Excerpts from a figure dataset:
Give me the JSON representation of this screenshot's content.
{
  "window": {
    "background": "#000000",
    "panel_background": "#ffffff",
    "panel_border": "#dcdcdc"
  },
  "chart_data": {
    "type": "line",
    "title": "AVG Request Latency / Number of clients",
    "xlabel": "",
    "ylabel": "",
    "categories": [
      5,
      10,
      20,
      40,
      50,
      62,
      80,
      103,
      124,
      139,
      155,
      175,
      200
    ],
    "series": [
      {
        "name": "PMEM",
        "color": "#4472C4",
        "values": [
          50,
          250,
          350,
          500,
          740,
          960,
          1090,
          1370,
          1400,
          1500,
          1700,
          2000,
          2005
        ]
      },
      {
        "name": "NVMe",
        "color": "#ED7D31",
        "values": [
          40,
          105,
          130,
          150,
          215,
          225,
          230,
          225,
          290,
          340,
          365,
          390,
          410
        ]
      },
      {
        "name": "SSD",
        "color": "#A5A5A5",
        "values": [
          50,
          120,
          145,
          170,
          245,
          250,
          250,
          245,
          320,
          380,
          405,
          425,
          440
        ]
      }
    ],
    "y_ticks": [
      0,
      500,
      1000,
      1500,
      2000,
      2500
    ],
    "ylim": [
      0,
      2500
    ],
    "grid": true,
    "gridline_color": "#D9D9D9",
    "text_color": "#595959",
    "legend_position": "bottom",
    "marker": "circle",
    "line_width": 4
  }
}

WRITTEN PROBLEM: Using the data above, return each line exactly as written.

RESPONSE BELOW:
Give me the JSON representation of this screenshot's content.
{
  "window": {
    "background": "#000000",
    "panel_background": "#ffffff",
    "panel_border": "#dcdcdc"
  },
  "chart_data": {
    "type": "line",
    "title": "AVG Request Latency / Number of clients",
    "xlabel": "",
    "ylabel": "",
    "categories": [
      5,
      10,
      20,
      40,
      50,
      62,
      80,
      103,
      124,
      139,
      155,
      175,
      200
    ],
    "series": [
      {
        "name": "PMEM",
        "color": "#4472C4",
        "values": [
          50,
          250,
          350,
          500,
          740,
          960,
          1090,
          1370,
          1400,
          1500,
          1700,
          2000,
          2005
        ]
      },
      {
        "name": "NVMe",
        "color": "#ED7D31",
        "values": [
          40,
          105,
          130,
          150,
          215,
          225,
          230,
          225,
          290,
          340,
          365,
          390,
          410
        ]
      },
      {
        "name": "SSD",
        "color": "#A5A5A5",
        "values": [
          50,
          120,
          145,
          170,
          245,
          250,
          250,
          245,
          320,
          380,
          405,
          425,
          440
        ]
      }
    ],
    "y_ticks": [
      0,
      500,
      1000,
      1500,
      2000,
      2500
    ],
    "ylim": [
      0,
      2500
    ],
    "grid": true,
    "gridline_color": "#D9D9D9",
    "text_color": "#595959",
    "legend_position": "bottom",
    "marker": "circle",
    "line_width": 4
  }
}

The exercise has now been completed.